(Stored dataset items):
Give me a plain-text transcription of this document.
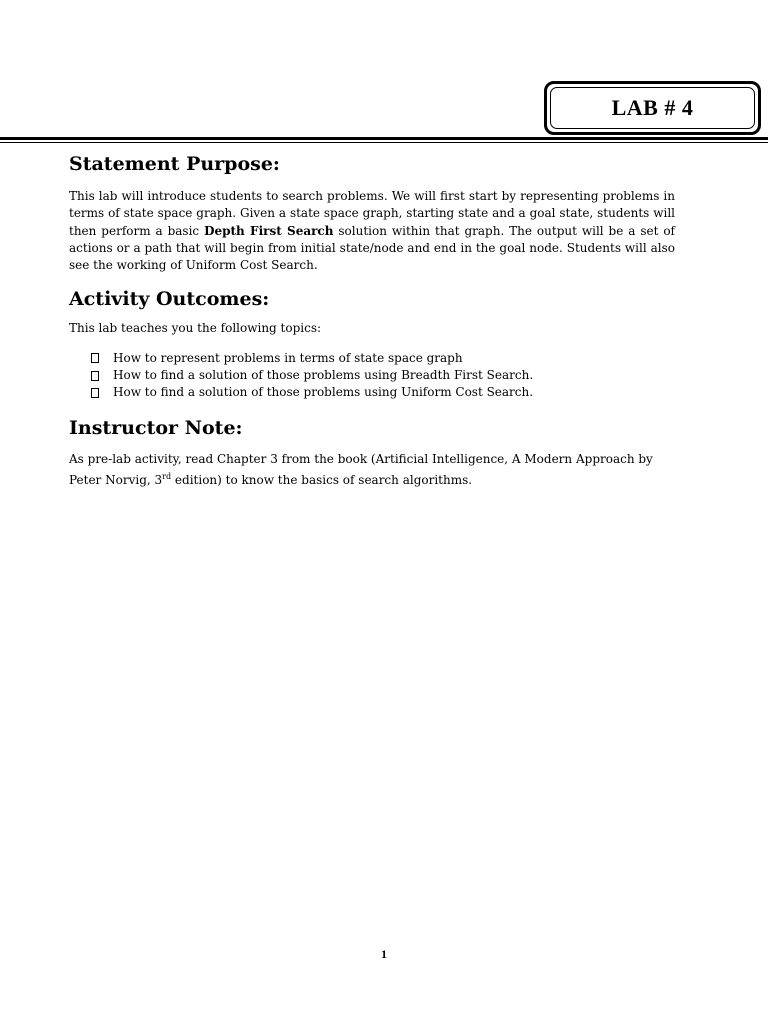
LAB # 4
Statement Purpose:

This lab will introduce students to search problems. We will first start by representing problems in terms of state space graph. Given a state space graph, starting state and a goal state, students will then perform a basic Depth First Search solution within that graph. The output will be a set of actions or a path that will begin from initial state/node and end in the goal node. Students will also see the working of Uniform Cost Search.

Activity Outcomes:

This lab teaches you the following topics:

How to represent problems in terms of state space graph
How to find a solution of those problems using Breadth First Search.
How to find a solution of those problems using Uniform Cost Search.
Instructor Note:

As pre-lab activity, read Chapter 3 from the book (Artificial Intelligence, A Modern Approach by Peter Norvig, 3rd edition) to know the basics of search algorithms.

1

(Requirement): Excluding the pictures, reproduce every entry exactly as given.

(Complete output):
Give me a plain-text transcription of this document.
LAB # 4
Statement Purpose:

This lab will introduce students to search problems. We will first start by representing problems in terms of state space graph. Given a state space graph, starting state and a goal state, students will then perform a basic Depth First Search solution within that graph. The output will be a set of actions or a path that will begin from initial state/node and end in the goal node. Students will also see the working of Uniform Cost Search.

Activity Outcomes:

This lab teaches you the following topics:

How to represent problems in terms of state space graph
How to find a solution of those problems using Breadth First Search.
How to find a solution of those problems using Uniform Cost Search.
Instructor Note:

As pre-lab activity, read Chapter 3 from the book (Artificial Intelligence, A Modern Approach by Peter Norvig, 3rd edition) to know the basics of search algorithms.

1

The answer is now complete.